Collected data

::::::

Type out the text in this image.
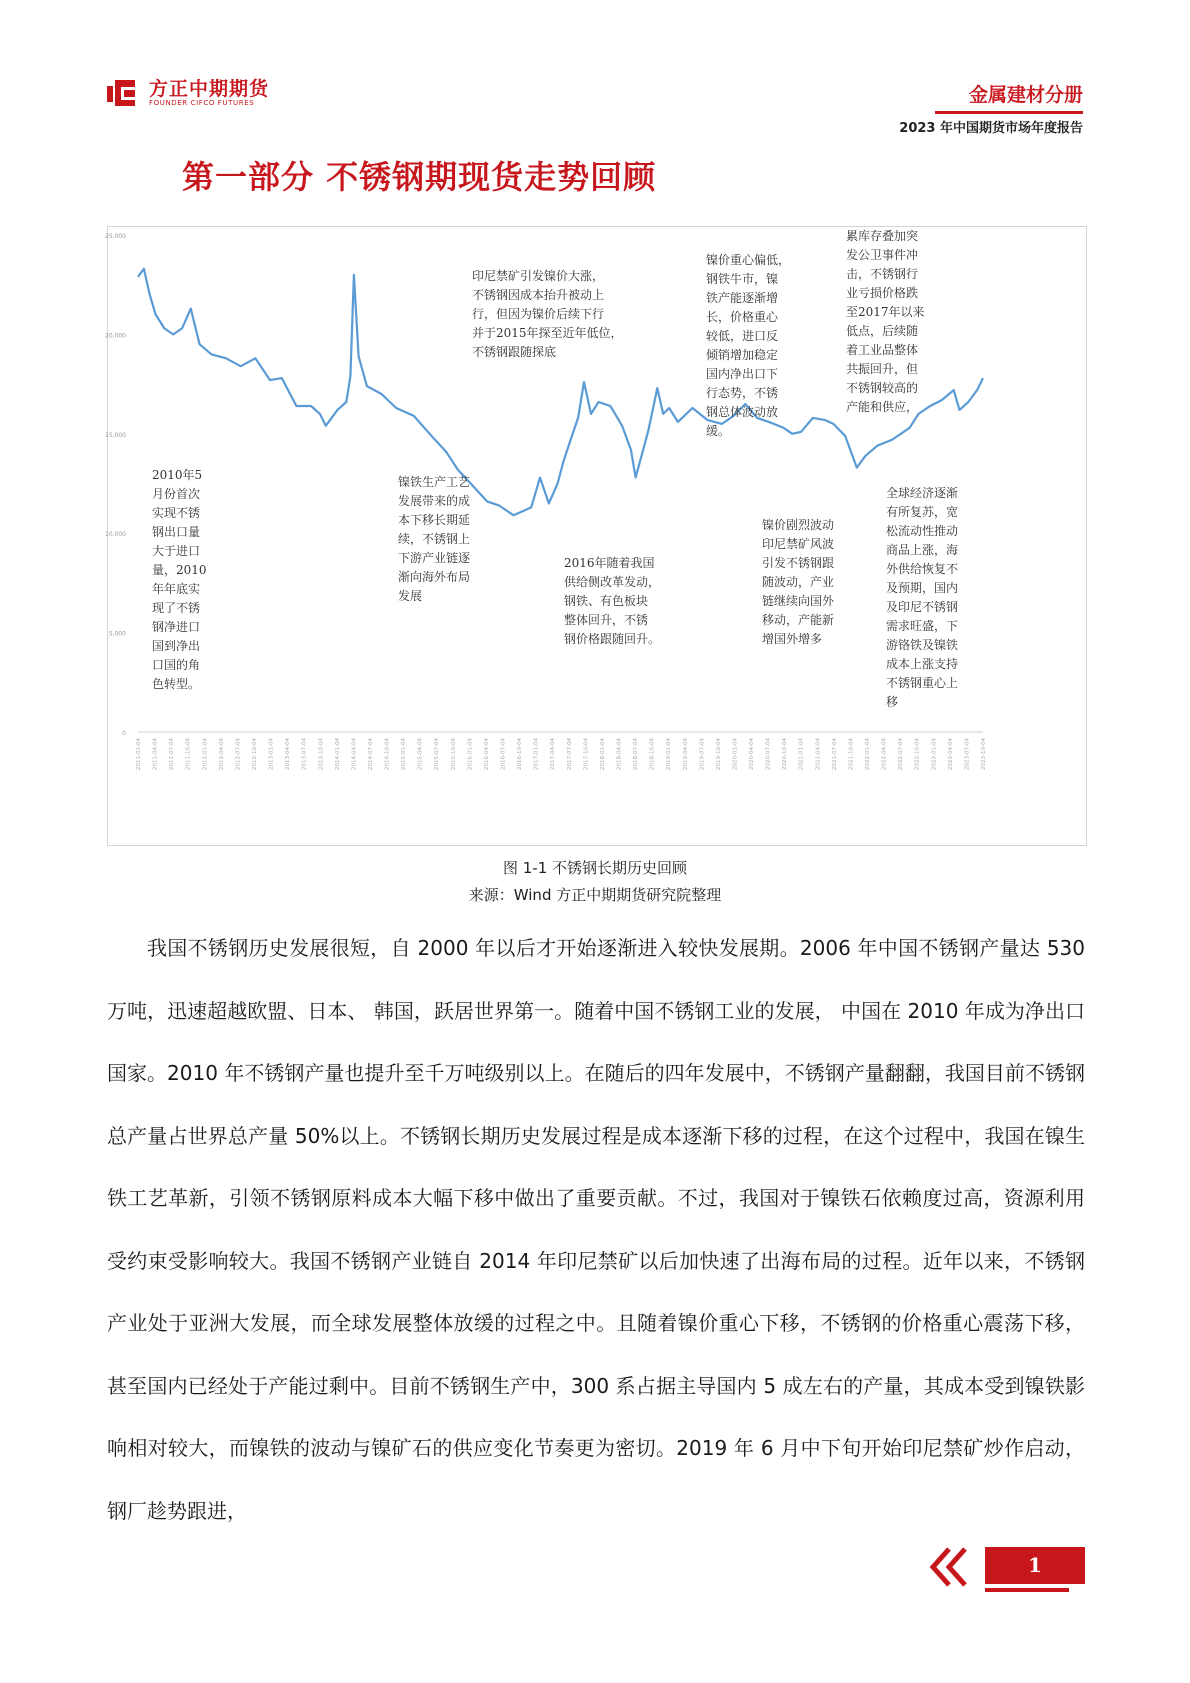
方正中期期货
FOUNDER CIFCO FUTURES	金属建材分册
2023 年中国期货市场年度报告
第一部分 不锈钢期现货走势回顾
25,000
20,000
15,000
10,000
5,000
0
2011-01-04 2011-04-04 2011-07-04 2011-10-04 2012-01-04 2012-04-04 2012-07-04 2012-10-04 2013-01-04 2013-04-04 2013-07-04 2013-10-04 2014-01-04 2014-04-04 2014-07-04 2014-10-04 2015-01-04 2015-04-04 2015-07-04 2015-10-04 2016-01-04 2016-04-04 2016-07-04 2016-10-04 2017-01-04 2017-04-04 2017-07-04 2017-10-04 2018-01-04 2018-04-04 2018-07-04 2018-10-04 2019-01-04 2019-04-04 2019-07-04 2019-10-04 2020-01-04 2020-04-04 2020-07-04 2020-10-04 2021-01-04 2021-04-04 2021-07-04 2021-10-04 2022-01-04 2022-04-04 2022-07-04 2022-10-04 2023-01-04 2023-04-04 2023-07-04 2023-10-04
2010年5
月份首次
实现不锈
钢出口量
大于进口
量，2010
年年底实
现了不锈
钢净进口
国到净出
口国的角
色转型。
镍铁生产工艺
发展带来的成
本下移长期延
续，不锈钢上
下游产业链逐
渐向海外布局
发展
印尼禁矿引发镍价大涨，
不锈钢因成本抬升被动上
行，但因为镍价后续下行
并于2015年探至近年低位，
不锈钢跟随探底
2016年随着我国
供给侧改革发动，
钢铁、有色板块
整体回升，不锈
钢价格跟随回升。
镍价重心偏低，
钢铁牛市，镍
铁产能逐渐增
长，价格重心
较低，进口反
倾销增加稳定
国内净出口下
行态势，不锈
钢总体波动放
缓。
镍价剧烈波动
印尼禁矿风波
引发不锈钢跟
随波动，产业
链继续向国外
移动，产能新
增国外增多
累库存叠加突
发公卫事件冲
击，不锈钢行
业亏损价格跌
至2017年以来
低点，后续随
着工业品整体
共振回升，但
不锈钢较高的
产能和供应，
全球经济逐渐
有所复苏，宽
松流动性推动
商品上涨，海
外供给恢复不
及预期，国内
及印尼不锈钢
需求旺盛，下
游铬铁及镍铁
成本上涨支持
不锈钢重心上
移
图 1-1 不锈钢长期历史回顾
来源：Wind 方正中期期货研究院整理

我国不锈钢历史发展很短，自 2000 年以后才开始逐渐进入较快发展期。2006 年中国不锈钢产量达 530 万吨，迅速超越欧盟、日本、 韩国，跃居世界第一。随着中国不锈钢工业的发展， 中国在 2010 年成为净出口国家。2010 年不锈钢产量也提升至千万吨级别以上。在随后的四年发展中，不锈钢产量翻翻，我国目前不锈钢总产量占世界总产量 50%以上。不锈钢长期历史发展过程是成本逐渐下移的过程，在这个过程中，我国在镍生铁工艺革新，引领不锈钢原料成本大幅下移中做出了重要贡献。不过，我国对于镍铁石依赖度过高，资源利用受约束受影响较大。我国不锈钢产业链自 2014 年印尼禁矿以后加快速了出海布局的过程。近年以来，不锈钢产业处于亚洲大发展，而全球发展整体放缓的过程之中。且随着镍价重心下移，不锈钢的价格重心震荡下移，甚至国内已经处于产能过剩中。目前不锈钢生产中，300 系占据主导国内 5 成左右的产量，其成本受到镍铁影响相对较大，而镍铁的波动与镍矿石的供应变化节奏更为密切。2019 年 6 月中下旬开始印尼禁矿炒作启动，钢厂趁势跟进，

1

::::::

[What you should do]: Give every line back word for word and leave the pictures out.

[Task solution]:
Type out the text in this image.
方正中期期货
FOUNDER CIFCO FUTURES	金属建材分册
2023 年中国期货市场年度报告
第一部分 不锈钢期现货走势回顾
25,000
20,000
15,000
10,000
5,000
0
2011-01-04 2011-04-04 2011-07-04 2011-10-04 2012-01-04 2012-04-04 2012-07-04 2012-10-04 2013-01-04 2013-04-04 2013-07-04 2013-10-04 2014-01-04 2014-04-04 2014-07-04 2014-10-04 2015-01-04 2015-04-04 2015-07-04 2015-10-04 2016-01-04 2016-04-04 2016-07-04 2016-10-04 2017-01-04 2017-04-04 2017-07-04 2017-10-04 2018-01-04 2018-04-04 2018-07-04 2018-10-04 2019-01-04 2019-04-04 2019-07-04 2019-10-04 2020-01-04 2020-04-04 2020-07-04 2020-10-04 2021-01-04 2021-04-04 2021-07-04 2021-10-04 2022-01-04 2022-04-04 2022-07-04 2022-10-04 2023-01-04 2023-04-04 2023-07-04 2023-10-04
2010年5
月份首次
实现不锈
钢出口量
大于进口
量，2010
年年底实
现了不锈
钢净进口
国到净出
口国的角
色转型。
镍铁生产工艺
发展带来的成
本下移长期延
续，不锈钢上
下游产业链逐
渐向海外布局
发展
印尼禁矿引发镍价大涨，
不锈钢因成本抬升被动上
行，但因为镍价后续下行
并于2015年探至近年低位，
不锈钢跟随探底
2016年随着我国
供给侧改革发动，
钢铁、有色板块
整体回升，不锈
钢价格跟随回升。
镍价重心偏低，
钢铁牛市，镍
铁产能逐渐增
长，价格重心
较低，进口反
倾销增加稳定
国内净出口下
行态势，不锈
钢总体波动放
缓。
镍价剧烈波动
印尼禁矿风波
引发不锈钢跟
随波动，产业
链继续向国外
移动，产能新
增国外增多
累库存叠加突
发公卫事件冲
击，不锈钢行
业亏损价格跌
至2017年以来
低点，后续随
着工业品整体
共振回升，但
不锈钢较高的
产能和供应，
全球经济逐渐
有所复苏，宽
松流动性推动
商品上涨，海
外供给恢复不
及预期，国内
及印尼不锈钢
需求旺盛，下
游铬铁及镍铁
成本上涨支持
不锈钢重心上
移
图 1-1 不锈钢长期历史回顾
来源：Wind 方正中期期货研究院整理

我国不锈钢历史发展很短，自 2000 年以后才开始逐渐进入较快发展期。2006 年中国不锈钢产量达 530 万吨，迅速超越欧盟、日本、 韩国，跃居世界第一。随着中国不锈钢工业的发展， 中国在 2010 年成为净出口国家。2010 年不锈钢产量也提升至千万吨级别以上。在随后的四年发展中，不锈钢产量翻翻，我国目前不锈钢总产量占世界总产量 50%以上。不锈钢长期历史发展过程是成本逐渐下移的过程，在这个过程中，我国在镍生铁工艺革新，引领不锈钢原料成本大幅下移中做出了重要贡献。不过，我国对于镍铁石依赖度过高，资源利用受约束受影响较大。我国不锈钢产业链自 2014 年印尼禁矿以后加快速了出海布局的过程。近年以来，不锈钢产业处于亚洲大发展，而全球发展整体放缓的过程之中。且随着镍价重心下移，不锈钢的价格重心震荡下移，甚至国内已经处于产能过剩中。目前不锈钢生产中，300 系占据主导国内 5 成左右的产量，其成本受到镍铁影响相对较大，而镍铁的波动与镍矿石的供应变化节奏更为密切。2019 年 6 月中下旬开始印尼禁矿炒作启动，钢厂趁势跟进，

1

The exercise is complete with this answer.